**Exercise prompt:** Repeat each entry word for word. Leave any images out of the copy.

**Supplied data:**
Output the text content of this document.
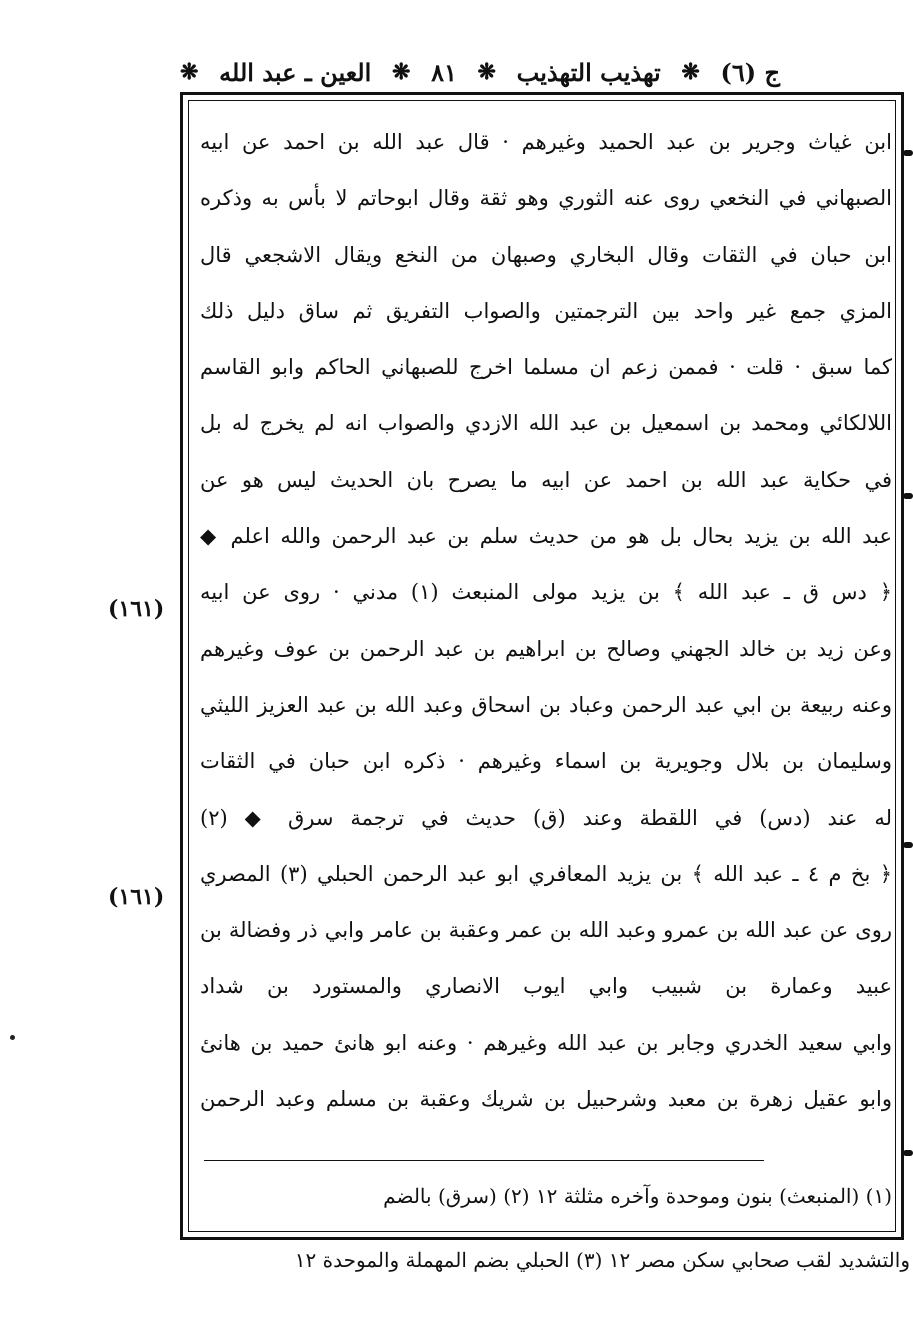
ج (٦)
❋
تهذيب التهذيب
❋
٨١
❋
العين ـ عبد الله
❋
ابن غياث وجرير بن عبد الحميد وغيرهم · قال عبد الله بن احمد عن ابيه
الصبهاني في النخعي روى عنه الثوري وهو ثقة وقال ابوحاتم لا بأس به وذكره
ابن حبان في الثقات وقال البخاري وصبهان من النخع ويقال الاشجعي قال
المزي جمع غير واحد بين الترجمتين والصواب التفريق ثم ساق دليل ذلك
كما سبق · قلت · فممن زعم ان مسلما اخرج للصبهاني الحاكم وابو القاسم
اللالكائي ومحمد بن اسمعيل بن عبد الله الازدي والصواب انه لم يخرج له بل
في حكاية عبد الله بن احمد عن ابيه ما يصرح بان الحديث ليس هو عن
عبد الله بن يزيد بحال بل هو من حديث سلم بن عبد الرحمن والله اعلم ◆
﴿ دس ق ـ عبد الله ﴾ بن يزيد مولى المنبعث (١) مدني · روى عن ابيه
وعن زيد بن خالد الجهني وصالح بن ابراهيم بن عبد الرحمن بن عوف وغيرهم
وعنه ربيعة بن ابي عبد الرحمن وعباد بن اسحاق وعبد الله بن عبد العزيز الليثي
وسليمان بن بلال وجويرية بن اسماء وغيرهم · ذكره ابن حبان في الثقات
له عند (دس) في اللقطة وعند (ق) حديث في ترجمة سرق ◆ (٢)
﴿ بخ م ٤ ـ عبد الله ﴾ بن يزيد المعافري ابو عبد الرحمن الحبلي (٣) المصري
روى عن عبد الله بن عمرو وعبد الله بن عمر وعقبة بن عامر وابي ذر وفضالة بن
عبيد وعمارة بن شبيب وابي ايوب الانصاري والمستورد بن شداد
وابي سعيد الخدري وجابر بن عبد الله وغيرهم · وعنه ابو هانئ حميد بن هانئ
وابو عقيل زهرة بن معبد وشرحبيل بن شريك وعقبة بن مسلم وعبد الرحمن
(١٦١)
(١٦١)
(١) (المنبعث) بنون وموحدة وآخره مثلثة ١٢ (٢) (سرق) بالضم
والتشديد لقب صحابي سكن مصر ١٢ (٣) الحبلي بضم المهملة والموحدة ١٢
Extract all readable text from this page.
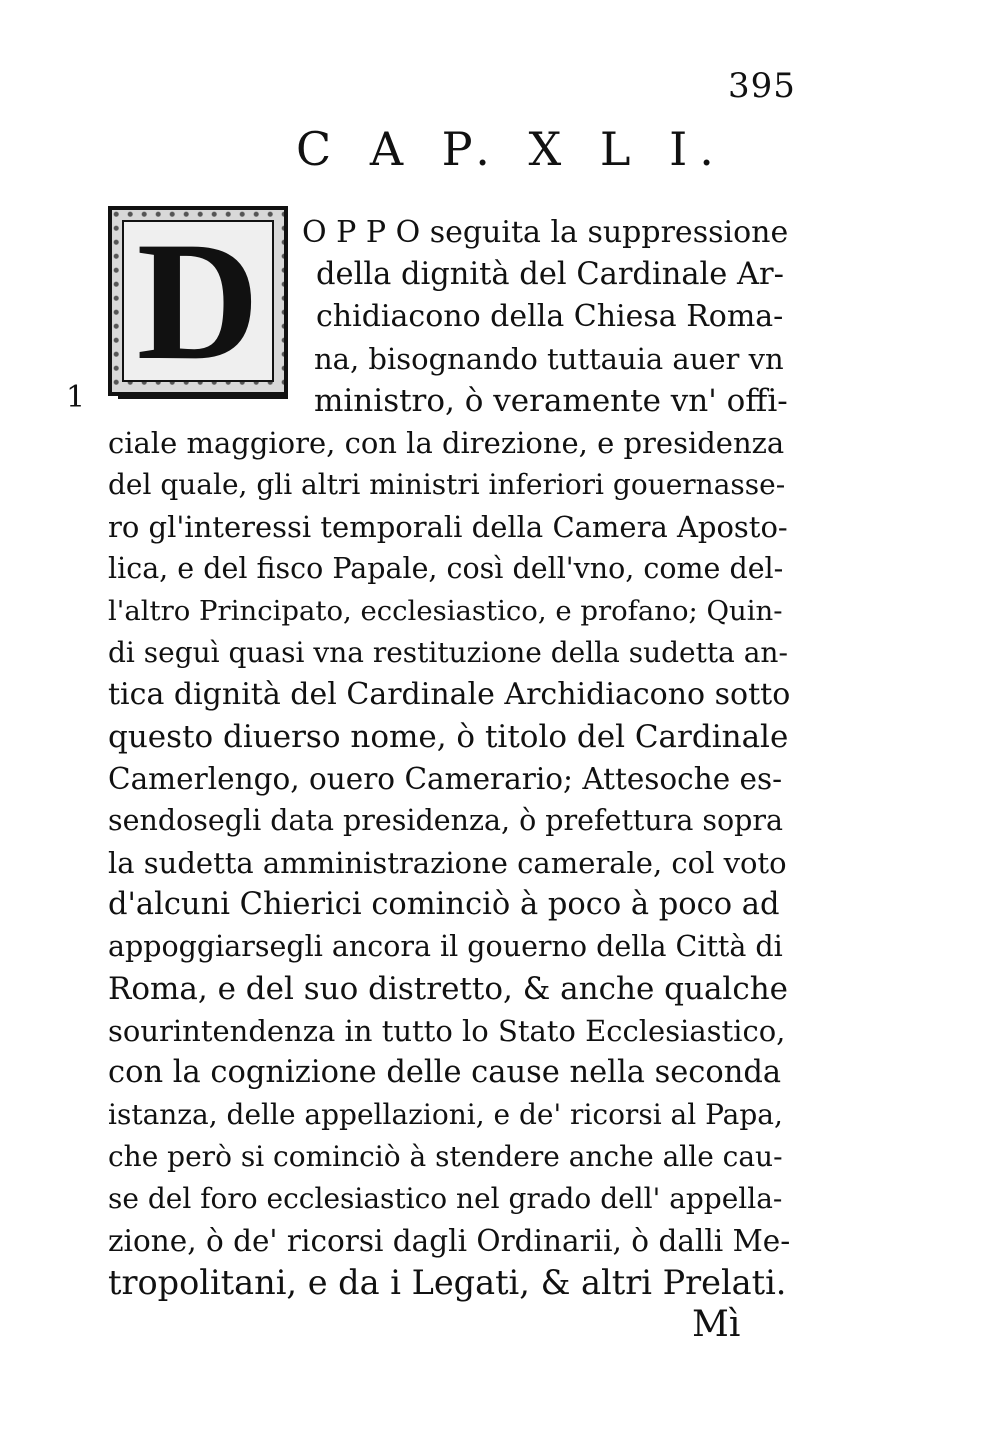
395
C A P. X L I.
D
1
O P P O seguita la suppressione
della dignità del Cardinale Ar-
chidiacono della Chiesa Roma-
na, bisognando tuttauia auer vn
ministro, ò veramente vn' offi-
ciale maggiore, con la direzione, e presidenza
del quale, gli altri ministri inferiori gouernasse-
ro gl'interessi temporali della Camera Aposto-
lica, e del fisco Papale, così dell'vno, come del-
l'altro Principato, ecclesiastico, e profano; Quin-
di seguì quasi vna restituzione della sudetta an-
tica dignità del Cardinale Archidiacono sotto
questo diuerso nome, ò titolo del Cardinale
Camerlengo, ouero Camerario; Attesoche es-
sendosegli data presidenza, ò prefettura sopra
la sudetta amministrazione camerale, col voto
d'alcuni Chierici cominciò à poco à poco ad
appoggiarsegli ancora il gouerno della Città di
Roma, e del suo distretto, & anche qualche
sourintendenza in tutto lo Stato Ecclesiastico,
con la cognizione delle cause nella seconda
istanza, delle appellazioni, e de' ricorsi al Papa,
che però si cominciò à stendere anche alle cau-
se del foro ecclesiastico nel grado dell' appella-
zione, ò de' ricorsi dagli Ordinarii, ò dalli Me-
tropolitani, e da i Legati, & altri Prelati.
Mì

**Correct response:**
Output the text content of this document.
ج (٦)
❋
تهذيب التهذيب
❋
٨١
❋
العين ـ عبد الله
❋
ابن غياث وجرير بن عبد الحميد وغيرهم · قال عبد الله بن احمد عن ابيه
الصبهاني في النخعي روى عنه الثوري وهو ثقة وقال ابوحاتم لا بأس به وذكره
ابن حبان في الثقات وقال البخاري وصبهان من النخع ويقال الاشجعي قال
المزي جمع غير واحد بين الترجمتين والصواب التفريق ثم ساق دليل ذلك
كما سبق · قلت · فممن زعم ان مسلما اخرج للصبهاني الحاكم وابو القاسم
اللالكائي ومحمد بن اسمعيل بن عبد الله الازدي والصواب انه لم يخرج له بل
في حكاية عبد الله بن احمد عن ابيه ما يصرح بان الحديث ليس هو عن
عبد الله بن يزيد بحال بل هو من حديث سلم بن عبد الرحمن والله اعلم ◆
﴿ دس ق ـ عبد الله ﴾ بن يزيد مولى المنبعث (١) مدني · روى عن ابيه
وعن زيد بن خالد الجهني وصالح بن ابراهيم بن عبد الرحمن بن عوف وغيرهم
وعنه ربيعة بن ابي عبد الرحمن وعباد بن اسحاق وعبد الله بن عبد العزيز الليثي
وسليمان بن بلال وجويرية بن اسماء وغيرهم · ذكره ابن حبان في الثقات
له عند (دس) في اللقطة وعند (ق) حديث في ترجمة سرق ◆ (٢)
﴿ بخ م ٤ ـ عبد الله ﴾ بن يزيد المعافري ابو عبد الرحمن الحبلي (٣) المصري
روى عن عبد الله بن عمرو وعبد الله بن عمر وعقبة بن عامر وابي ذر وفضالة بن
عبيد وعمارة بن شبيب وابي ايوب الانصاري والمستورد بن شداد
وابي سعيد الخدري وجابر بن عبد الله وغيرهم · وعنه ابو هانئ حميد بن هانئ
وابو عقيل زهرة بن معبد وشرحبيل بن شريك وعقبة بن مسلم وعبد الرحمن
(١٦١)
(١٦١)
(١) (المنبعث) بنون وموحدة وآخره مثلثة ١٢ (٢) (سرق) بالضم
والتشديد لقب صحابي سكن مصر ١٢ (٣) الحبلي بضم المهملة والموحدة ١٢
Extract all readable text from this page.
395
C A P. X L I.
D
1
O P P O seguita la suppressione
della dignità del Cardinale Ar-
chidiacono della Chiesa Roma-
na, bisognando tuttauia auer vn
ministro, ò veramente vn' offi-
ciale maggiore, con la direzione, e presidenza
del quale, gli altri ministri inferiori gouernasse-
ro gl'interessi temporali della Camera Aposto-
lica, e del fisco Papale, così dell'vno, come del-
l'altro Principato, ecclesiastico, e profano; Quin-
di seguì quasi vna restituzione della sudetta an-
tica dignità del Cardinale Archidiacono sotto
questo diuerso nome, ò titolo del Cardinale
Camerlengo, ouero Camerario; Attesoche es-
sendosegli data presidenza, ò prefettura sopra
la sudetta amministrazione camerale, col voto
d'alcuni Chierici cominciò à poco à poco ad
appoggiarsegli ancora il gouerno della Città di
Roma, e del suo distretto, & anche qualche
sourintendenza in tutto lo Stato Ecclesiastico,
con la cognizione delle cause nella seconda
istanza, delle appellazioni, e de' ricorsi al Papa,
che però si cominciò à stendere anche alle cau-
se del foro ecclesiastico nel grado dell' appella-
zione, ò de' ricorsi dagli Ordinarii, ò dalli Me-
tropolitani, e da i Legati, & altri Prelati.
Mì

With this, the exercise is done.